---------- EXERCISE MATERIALS

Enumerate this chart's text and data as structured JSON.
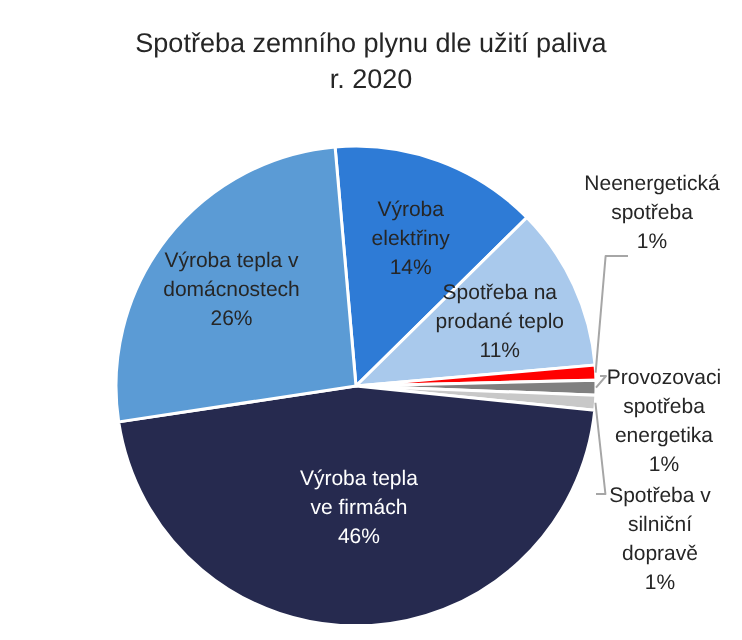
{
  "chart_data": {
    "type": "pie",
    "title": "Spotřeba zemního plynu dle užití paliva",
    "subtitle": "r. 2020",
    "categories": [
      "Výroba elektřiny",
      "Spotřeba na prodané teplo",
      "Neenergetická spotřeba",
      "Provozovaci spotřeba energetika",
      "Spotřeba v silniční dopravě",
      "Výroba tepla ve firmách",
      "Výroba tepla v domácnostech"
    ],
    "values": [
      14,
      11,
      1,
      1,
      1,
      46,
      26
    ],
    "value_labels": [
      "14%",
      "11%",
      "1%",
      "1%",
      "1%",
      "46%",
      "26%"
    ],
    "colors": [
      "#2e7bd6",
      "#a9c9ec",
      "#ff0000",
      "#808080",
      "#c8c8c8",
      "#262a4f",
      "#5b9bd5"
    ],
    "legend": false
  }
}
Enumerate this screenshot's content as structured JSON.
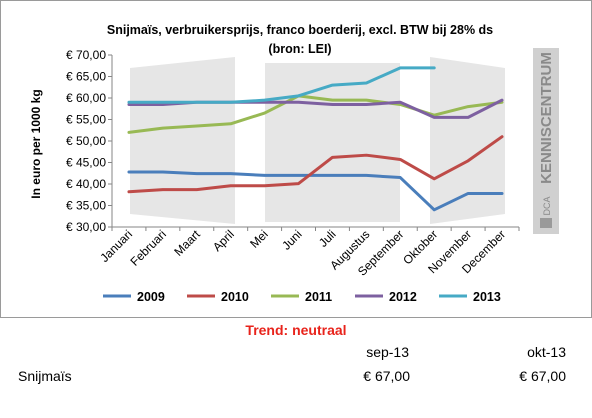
{
  "chart_data": {
    "type": "line",
    "title": "Snijmaïs, verbruikersprijs, franco boerderij, excl. BTW bij 28% ds",
    "subtitle": "(bron: LEI)",
    "ylabel": "In euro per 1000 kg",
    "xlabel": "",
    "ylim": [
      30,
      70
    ],
    "y_ticks": [
      "€ 30,00",
      "€ 35,00",
      "€ 40,00",
      "€ 45,00",
      "€ 50,00",
      "€ 55,00",
      "€ 60,00",
      "€ 65,00",
      "€ 70,00"
    ],
    "categories": [
      "Januari",
      "Februari",
      "Maart",
      "April",
      "Mei",
      "Juni",
      "Juli",
      "Augustus",
      "September",
      "Oktober",
      "November",
      "December"
    ],
    "legend_position": "bottom",
    "grid": false,
    "series": [
      {
        "name": "2009",
        "color": "#4a7ebb",
        "values": [
          42.8,
          42.8,
          42.4,
          42.4,
          42.0,
          42.0,
          42.0,
          42.0,
          41.5,
          34.0,
          37.8,
          37.8
        ]
      },
      {
        "name": "2010",
        "color": "#be4b48",
        "values": [
          38.2,
          38.7,
          38.7,
          39.6,
          39.6,
          40.1,
          46.2,
          46.7,
          45.7,
          41.2,
          45.4,
          51.0
        ]
      },
      {
        "name": "2011",
        "color": "#98b954",
        "values": [
          52.0,
          53.0,
          53.5,
          54.0,
          56.5,
          60.5,
          59.5,
          59.5,
          58.5,
          56.0,
          58.0,
          59.0
        ]
      },
      {
        "name": "2012",
        "color": "#7d60a0",
        "values": [
          58.5,
          58.5,
          59.0,
          59.0,
          59.0,
          59.0,
          58.5,
          58.5,
          59.0,
          55.5,
          55.5,
          59.5
        ]
      },
      {
        "name": "2013",
        "color": "#46aac5",
        "values": [
          59.0,
          59.0,
          59.0,
          59.0,
          59.5,
          60.5,
          63.0,
          63.5,
          67.0,
          67.0,
          null,
          null
        ]
      }
    ]
  },
  "brand": {
    "logo_text": "KENNISCENTRUM",
    "logo_prefix": "DCA",
    "bg_color": "#cfcfcf",
    "text_color": "#8a8a8a"
  },
  "trend": {
    "label": "Trend: neutraal",
    "color": "#e8231b"
  },
  "price_table": {
    "columns": [
      "sep-13",
      "okt-13"
    ],
    "rows": [
      {
        "label": "Snijmaïs",
        "values": [
          "€ 67,00",
          "€ 67,00"
        ]
      }
    ]
  }
}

--------------------

_SHORT PROBLEM_
State how many lines include the string "Výroba", and nothing more.

_EXERCISE RESULT_
3